Written task
In the listing below, count each line containing "BINANCE" and answer with the count only.

Extracted records:
------------------------------------------------------------------------

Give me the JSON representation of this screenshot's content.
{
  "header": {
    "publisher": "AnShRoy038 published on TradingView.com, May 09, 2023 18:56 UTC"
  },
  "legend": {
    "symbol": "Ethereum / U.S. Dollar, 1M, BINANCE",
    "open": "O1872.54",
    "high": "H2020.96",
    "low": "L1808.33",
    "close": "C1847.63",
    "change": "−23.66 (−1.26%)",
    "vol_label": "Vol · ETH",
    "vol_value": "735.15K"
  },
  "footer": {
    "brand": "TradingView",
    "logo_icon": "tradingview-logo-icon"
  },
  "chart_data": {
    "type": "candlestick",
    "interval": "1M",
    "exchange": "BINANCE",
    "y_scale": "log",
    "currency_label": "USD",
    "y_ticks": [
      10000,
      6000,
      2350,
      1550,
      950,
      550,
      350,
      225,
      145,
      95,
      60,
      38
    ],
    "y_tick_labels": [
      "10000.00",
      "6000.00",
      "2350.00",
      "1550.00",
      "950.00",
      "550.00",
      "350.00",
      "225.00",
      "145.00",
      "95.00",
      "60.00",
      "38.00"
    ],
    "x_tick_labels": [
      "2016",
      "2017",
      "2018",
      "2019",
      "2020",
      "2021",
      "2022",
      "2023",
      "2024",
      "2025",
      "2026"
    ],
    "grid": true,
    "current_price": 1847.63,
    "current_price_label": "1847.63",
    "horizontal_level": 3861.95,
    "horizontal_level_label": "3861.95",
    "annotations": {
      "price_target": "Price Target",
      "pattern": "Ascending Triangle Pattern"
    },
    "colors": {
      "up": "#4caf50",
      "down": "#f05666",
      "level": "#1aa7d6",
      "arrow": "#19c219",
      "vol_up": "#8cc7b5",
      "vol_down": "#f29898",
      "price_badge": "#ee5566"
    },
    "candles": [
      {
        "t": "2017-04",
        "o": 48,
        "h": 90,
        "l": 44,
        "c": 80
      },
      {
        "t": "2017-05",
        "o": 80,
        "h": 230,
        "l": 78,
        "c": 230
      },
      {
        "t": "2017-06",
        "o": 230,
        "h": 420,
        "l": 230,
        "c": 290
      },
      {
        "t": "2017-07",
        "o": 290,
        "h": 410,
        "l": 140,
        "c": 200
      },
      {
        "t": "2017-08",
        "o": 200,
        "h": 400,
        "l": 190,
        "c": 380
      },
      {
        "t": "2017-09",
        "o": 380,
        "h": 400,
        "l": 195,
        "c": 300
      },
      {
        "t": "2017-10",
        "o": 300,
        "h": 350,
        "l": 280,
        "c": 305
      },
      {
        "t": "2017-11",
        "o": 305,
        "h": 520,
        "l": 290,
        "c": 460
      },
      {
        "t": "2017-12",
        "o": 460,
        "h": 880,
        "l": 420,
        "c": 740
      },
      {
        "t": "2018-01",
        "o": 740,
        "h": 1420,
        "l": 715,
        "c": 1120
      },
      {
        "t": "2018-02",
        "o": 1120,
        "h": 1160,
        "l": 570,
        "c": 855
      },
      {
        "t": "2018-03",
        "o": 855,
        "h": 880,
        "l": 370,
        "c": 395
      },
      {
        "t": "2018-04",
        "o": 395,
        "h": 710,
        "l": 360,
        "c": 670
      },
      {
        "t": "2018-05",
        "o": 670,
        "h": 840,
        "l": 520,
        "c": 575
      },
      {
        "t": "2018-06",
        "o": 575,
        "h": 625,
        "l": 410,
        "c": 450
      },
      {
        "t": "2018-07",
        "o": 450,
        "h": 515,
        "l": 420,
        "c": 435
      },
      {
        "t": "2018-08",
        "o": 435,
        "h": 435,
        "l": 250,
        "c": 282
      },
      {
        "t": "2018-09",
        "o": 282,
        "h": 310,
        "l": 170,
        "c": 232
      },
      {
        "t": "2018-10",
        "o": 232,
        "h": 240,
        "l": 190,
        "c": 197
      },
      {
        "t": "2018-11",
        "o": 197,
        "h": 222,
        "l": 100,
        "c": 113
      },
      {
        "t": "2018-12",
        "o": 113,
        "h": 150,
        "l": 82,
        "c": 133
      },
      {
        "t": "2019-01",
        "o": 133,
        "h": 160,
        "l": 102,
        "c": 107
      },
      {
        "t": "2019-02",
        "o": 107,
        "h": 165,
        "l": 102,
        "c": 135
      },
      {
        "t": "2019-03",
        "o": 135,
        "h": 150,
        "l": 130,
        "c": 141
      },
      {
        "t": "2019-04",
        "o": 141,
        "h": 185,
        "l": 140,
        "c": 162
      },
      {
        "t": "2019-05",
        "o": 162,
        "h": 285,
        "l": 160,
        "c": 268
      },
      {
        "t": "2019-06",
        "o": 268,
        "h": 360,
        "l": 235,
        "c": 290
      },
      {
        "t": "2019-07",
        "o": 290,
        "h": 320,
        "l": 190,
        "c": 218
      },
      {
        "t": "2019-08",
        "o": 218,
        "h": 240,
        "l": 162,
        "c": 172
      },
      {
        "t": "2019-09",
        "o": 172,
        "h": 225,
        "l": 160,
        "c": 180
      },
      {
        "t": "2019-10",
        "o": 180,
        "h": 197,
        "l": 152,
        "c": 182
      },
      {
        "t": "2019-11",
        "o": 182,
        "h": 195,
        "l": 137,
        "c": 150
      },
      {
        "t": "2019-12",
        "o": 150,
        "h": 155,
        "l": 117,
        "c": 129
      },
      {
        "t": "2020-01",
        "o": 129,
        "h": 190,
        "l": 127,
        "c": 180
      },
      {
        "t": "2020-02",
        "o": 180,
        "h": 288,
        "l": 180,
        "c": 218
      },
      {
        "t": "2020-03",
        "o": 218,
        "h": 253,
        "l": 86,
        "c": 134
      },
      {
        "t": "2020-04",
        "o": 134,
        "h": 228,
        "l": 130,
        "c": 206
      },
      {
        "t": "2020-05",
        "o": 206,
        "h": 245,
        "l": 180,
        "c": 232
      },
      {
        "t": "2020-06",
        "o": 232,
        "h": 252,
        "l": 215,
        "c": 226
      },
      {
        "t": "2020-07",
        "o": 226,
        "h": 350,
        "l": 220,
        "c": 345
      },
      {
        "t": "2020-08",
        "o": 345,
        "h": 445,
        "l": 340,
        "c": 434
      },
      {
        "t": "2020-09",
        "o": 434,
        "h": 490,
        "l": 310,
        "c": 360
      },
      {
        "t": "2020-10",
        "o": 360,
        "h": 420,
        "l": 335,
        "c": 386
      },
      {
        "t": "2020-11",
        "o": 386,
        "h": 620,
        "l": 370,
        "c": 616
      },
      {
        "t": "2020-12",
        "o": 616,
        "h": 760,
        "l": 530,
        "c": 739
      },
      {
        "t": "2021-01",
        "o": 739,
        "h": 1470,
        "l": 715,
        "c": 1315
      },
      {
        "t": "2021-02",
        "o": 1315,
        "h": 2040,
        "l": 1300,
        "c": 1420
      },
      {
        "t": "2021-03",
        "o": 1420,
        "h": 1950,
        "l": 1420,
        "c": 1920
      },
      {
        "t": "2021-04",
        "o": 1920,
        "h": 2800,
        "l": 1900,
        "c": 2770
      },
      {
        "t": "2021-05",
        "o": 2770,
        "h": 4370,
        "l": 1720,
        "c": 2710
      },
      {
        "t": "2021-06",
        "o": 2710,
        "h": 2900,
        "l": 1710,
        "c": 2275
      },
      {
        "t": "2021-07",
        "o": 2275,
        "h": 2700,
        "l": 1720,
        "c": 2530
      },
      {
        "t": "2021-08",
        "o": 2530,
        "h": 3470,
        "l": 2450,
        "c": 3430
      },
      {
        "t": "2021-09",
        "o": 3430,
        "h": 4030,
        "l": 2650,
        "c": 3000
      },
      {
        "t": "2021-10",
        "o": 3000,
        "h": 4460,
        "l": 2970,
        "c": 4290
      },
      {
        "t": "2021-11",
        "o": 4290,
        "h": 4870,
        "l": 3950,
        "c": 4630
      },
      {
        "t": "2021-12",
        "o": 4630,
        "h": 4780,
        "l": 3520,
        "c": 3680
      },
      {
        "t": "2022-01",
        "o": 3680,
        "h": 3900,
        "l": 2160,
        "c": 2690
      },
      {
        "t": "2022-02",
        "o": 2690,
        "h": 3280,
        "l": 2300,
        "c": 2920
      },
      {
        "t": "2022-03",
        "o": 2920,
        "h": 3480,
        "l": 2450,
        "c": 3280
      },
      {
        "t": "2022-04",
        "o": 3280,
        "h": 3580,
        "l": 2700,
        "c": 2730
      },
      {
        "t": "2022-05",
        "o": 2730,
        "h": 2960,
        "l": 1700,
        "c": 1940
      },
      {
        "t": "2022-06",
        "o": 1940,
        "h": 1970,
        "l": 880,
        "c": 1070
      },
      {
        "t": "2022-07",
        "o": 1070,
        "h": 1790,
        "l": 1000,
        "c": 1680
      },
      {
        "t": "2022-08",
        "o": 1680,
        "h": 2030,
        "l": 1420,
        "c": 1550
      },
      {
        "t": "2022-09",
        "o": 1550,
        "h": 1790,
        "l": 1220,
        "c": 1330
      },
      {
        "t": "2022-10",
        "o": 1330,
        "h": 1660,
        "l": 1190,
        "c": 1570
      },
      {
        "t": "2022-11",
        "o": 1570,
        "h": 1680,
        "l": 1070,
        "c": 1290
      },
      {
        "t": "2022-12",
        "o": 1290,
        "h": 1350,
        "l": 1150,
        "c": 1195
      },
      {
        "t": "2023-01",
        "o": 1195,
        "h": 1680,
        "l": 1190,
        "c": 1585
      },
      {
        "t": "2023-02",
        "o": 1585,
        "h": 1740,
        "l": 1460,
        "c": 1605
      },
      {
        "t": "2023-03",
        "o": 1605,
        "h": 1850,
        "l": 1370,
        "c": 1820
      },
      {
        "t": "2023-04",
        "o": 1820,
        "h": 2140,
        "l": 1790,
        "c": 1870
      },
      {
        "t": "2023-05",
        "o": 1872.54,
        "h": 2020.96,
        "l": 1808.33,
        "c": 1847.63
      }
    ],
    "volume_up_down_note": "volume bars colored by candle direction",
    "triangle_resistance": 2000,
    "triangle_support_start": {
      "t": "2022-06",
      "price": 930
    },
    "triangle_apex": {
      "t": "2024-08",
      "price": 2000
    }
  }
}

------------------------------------------------------------------------

The result
2